Activity = Across the entries below, how many lines contain the string "ylabel"? Give only the count.

Records from a collection of figures
★ ★ ★

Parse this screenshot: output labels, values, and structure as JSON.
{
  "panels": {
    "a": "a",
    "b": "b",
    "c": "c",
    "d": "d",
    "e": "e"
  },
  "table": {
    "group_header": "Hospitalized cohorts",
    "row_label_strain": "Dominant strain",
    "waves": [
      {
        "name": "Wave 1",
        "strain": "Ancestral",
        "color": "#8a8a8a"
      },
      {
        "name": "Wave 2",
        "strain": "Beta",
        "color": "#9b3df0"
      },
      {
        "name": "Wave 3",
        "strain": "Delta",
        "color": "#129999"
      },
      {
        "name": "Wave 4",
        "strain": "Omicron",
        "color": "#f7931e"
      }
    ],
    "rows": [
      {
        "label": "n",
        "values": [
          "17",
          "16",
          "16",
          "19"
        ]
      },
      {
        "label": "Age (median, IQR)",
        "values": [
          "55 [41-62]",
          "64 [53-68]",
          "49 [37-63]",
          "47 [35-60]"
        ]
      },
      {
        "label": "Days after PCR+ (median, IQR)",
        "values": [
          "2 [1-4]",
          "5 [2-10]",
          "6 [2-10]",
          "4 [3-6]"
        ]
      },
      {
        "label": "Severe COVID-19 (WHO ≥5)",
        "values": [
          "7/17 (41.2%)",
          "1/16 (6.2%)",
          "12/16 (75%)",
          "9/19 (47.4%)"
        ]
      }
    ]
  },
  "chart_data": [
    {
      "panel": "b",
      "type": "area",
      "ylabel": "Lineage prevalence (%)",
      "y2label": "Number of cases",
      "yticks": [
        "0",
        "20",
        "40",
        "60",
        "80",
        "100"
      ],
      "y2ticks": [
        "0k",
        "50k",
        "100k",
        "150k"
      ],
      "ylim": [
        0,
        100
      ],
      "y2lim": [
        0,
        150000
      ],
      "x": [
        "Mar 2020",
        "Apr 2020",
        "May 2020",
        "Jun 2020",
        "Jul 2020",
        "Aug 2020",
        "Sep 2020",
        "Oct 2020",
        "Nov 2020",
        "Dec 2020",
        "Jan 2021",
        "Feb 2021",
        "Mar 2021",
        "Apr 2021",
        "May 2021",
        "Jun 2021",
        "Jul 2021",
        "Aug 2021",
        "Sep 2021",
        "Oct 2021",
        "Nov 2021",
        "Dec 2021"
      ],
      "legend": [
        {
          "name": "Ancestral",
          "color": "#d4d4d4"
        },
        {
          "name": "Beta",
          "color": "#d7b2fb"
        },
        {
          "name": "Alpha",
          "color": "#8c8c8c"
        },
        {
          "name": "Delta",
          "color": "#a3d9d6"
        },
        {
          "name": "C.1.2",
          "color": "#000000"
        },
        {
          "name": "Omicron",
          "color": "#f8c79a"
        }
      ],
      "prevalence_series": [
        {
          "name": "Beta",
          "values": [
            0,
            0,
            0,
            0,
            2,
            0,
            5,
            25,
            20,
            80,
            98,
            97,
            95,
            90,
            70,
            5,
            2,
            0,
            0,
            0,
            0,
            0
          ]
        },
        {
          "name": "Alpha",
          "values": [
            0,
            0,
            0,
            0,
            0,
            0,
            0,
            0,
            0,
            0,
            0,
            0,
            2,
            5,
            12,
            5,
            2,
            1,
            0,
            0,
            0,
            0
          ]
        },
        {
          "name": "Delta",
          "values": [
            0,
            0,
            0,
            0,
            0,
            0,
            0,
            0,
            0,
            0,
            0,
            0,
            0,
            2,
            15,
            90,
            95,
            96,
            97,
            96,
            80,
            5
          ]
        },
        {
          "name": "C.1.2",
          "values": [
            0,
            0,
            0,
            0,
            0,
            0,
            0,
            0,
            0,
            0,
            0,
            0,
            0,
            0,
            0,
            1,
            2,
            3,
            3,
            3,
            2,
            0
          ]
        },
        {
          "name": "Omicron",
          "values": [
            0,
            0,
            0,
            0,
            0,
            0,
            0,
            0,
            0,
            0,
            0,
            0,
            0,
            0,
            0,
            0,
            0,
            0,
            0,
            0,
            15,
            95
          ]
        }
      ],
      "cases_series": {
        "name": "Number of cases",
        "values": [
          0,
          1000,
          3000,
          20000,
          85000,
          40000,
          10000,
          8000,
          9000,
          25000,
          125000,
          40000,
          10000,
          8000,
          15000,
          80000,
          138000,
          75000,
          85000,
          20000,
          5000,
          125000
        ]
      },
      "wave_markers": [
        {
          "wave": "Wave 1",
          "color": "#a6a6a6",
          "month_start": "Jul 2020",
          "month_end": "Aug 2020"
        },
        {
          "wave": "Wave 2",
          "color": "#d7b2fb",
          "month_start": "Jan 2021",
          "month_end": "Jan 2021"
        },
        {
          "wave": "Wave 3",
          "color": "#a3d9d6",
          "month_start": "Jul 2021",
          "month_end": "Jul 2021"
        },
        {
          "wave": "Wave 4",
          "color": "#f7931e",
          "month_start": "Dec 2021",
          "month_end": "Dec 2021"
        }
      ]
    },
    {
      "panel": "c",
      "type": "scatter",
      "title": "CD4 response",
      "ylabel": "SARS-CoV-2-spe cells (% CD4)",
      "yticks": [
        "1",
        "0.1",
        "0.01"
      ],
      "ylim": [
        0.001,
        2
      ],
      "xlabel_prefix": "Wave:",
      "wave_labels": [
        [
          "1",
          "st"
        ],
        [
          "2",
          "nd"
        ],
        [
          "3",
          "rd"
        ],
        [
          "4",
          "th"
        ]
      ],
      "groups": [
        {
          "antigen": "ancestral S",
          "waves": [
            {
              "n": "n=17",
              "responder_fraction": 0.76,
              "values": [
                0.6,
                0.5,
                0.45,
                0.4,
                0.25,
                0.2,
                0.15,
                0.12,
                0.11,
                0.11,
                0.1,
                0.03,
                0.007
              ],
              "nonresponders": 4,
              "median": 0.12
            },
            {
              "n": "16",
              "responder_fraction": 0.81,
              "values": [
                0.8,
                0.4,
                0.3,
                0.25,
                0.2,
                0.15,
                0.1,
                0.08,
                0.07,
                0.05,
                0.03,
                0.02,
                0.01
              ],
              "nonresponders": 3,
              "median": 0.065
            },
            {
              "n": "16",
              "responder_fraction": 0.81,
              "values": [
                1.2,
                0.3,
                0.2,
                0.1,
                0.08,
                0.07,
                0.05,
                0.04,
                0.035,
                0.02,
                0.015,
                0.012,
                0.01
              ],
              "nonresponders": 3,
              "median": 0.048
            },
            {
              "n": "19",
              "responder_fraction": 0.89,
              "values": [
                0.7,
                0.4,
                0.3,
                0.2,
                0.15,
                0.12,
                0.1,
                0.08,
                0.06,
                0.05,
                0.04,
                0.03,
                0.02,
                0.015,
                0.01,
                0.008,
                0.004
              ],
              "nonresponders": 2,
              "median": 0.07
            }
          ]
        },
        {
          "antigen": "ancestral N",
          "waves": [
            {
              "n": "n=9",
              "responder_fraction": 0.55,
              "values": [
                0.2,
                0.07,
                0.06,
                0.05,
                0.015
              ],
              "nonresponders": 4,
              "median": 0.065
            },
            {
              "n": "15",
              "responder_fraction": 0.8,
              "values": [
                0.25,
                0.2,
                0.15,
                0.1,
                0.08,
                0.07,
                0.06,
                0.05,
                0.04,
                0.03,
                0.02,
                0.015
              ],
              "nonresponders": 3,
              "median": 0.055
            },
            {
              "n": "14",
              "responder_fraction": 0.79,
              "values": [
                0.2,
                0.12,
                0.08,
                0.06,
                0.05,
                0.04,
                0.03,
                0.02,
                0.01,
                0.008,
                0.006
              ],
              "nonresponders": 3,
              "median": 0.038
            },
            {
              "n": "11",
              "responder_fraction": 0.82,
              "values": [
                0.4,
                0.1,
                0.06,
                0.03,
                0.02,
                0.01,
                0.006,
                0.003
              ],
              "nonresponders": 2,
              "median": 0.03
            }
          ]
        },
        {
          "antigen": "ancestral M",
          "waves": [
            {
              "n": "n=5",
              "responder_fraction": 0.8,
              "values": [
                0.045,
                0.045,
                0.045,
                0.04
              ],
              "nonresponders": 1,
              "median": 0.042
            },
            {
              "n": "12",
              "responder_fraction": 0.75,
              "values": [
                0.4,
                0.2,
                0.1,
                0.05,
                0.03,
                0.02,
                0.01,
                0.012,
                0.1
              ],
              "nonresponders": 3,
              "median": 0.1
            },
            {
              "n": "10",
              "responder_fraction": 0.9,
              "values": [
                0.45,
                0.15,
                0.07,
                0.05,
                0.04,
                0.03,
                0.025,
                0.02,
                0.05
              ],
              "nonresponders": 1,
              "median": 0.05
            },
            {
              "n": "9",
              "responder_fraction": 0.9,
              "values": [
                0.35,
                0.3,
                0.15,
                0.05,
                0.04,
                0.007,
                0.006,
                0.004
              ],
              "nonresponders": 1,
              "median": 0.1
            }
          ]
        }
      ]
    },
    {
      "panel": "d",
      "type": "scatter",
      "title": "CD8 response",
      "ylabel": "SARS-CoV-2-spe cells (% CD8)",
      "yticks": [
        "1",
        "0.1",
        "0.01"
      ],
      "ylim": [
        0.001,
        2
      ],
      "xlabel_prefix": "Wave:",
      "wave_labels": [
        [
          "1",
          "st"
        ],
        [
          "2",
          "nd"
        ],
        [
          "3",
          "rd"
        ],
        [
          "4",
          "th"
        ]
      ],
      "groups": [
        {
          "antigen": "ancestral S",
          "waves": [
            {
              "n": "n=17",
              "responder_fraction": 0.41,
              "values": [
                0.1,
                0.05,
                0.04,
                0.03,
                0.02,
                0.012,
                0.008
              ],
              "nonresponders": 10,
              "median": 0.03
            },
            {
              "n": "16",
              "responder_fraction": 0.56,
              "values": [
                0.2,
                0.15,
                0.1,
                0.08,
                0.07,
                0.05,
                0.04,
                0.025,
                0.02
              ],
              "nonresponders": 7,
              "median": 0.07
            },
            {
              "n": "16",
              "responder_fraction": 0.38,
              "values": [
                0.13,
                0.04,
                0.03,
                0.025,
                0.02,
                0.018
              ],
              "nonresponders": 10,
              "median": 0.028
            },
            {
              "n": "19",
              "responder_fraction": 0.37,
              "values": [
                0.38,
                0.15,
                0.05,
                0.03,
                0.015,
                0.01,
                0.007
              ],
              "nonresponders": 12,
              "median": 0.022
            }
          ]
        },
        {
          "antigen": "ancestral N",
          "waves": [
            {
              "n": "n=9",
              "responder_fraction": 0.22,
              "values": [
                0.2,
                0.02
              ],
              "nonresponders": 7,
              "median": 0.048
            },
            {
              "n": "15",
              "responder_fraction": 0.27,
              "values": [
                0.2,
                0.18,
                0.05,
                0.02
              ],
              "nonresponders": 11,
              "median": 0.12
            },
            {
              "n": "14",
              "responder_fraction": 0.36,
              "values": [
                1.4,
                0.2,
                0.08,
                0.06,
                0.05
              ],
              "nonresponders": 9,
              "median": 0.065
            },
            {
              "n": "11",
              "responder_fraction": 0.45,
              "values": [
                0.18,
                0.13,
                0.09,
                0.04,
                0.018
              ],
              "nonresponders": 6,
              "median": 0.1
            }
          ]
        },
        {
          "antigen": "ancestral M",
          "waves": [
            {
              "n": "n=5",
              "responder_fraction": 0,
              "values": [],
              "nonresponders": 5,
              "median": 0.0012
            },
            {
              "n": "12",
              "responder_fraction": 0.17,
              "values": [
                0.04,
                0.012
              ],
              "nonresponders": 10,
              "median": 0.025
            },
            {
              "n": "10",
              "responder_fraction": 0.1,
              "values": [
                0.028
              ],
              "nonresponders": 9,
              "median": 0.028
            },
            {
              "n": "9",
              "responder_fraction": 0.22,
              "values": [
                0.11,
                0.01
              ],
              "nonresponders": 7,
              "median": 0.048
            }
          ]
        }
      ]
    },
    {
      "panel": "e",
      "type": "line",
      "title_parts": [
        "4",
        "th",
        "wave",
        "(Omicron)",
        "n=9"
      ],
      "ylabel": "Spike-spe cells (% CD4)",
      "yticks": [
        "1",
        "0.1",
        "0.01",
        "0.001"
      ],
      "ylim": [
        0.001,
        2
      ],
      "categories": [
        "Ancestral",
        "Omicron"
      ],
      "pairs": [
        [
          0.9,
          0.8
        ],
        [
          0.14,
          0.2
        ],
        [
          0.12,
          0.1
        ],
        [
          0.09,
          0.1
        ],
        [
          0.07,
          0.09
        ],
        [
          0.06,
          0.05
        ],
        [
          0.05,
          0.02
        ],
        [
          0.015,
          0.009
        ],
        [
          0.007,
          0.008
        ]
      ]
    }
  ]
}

★ ★ ★

Answer space = 4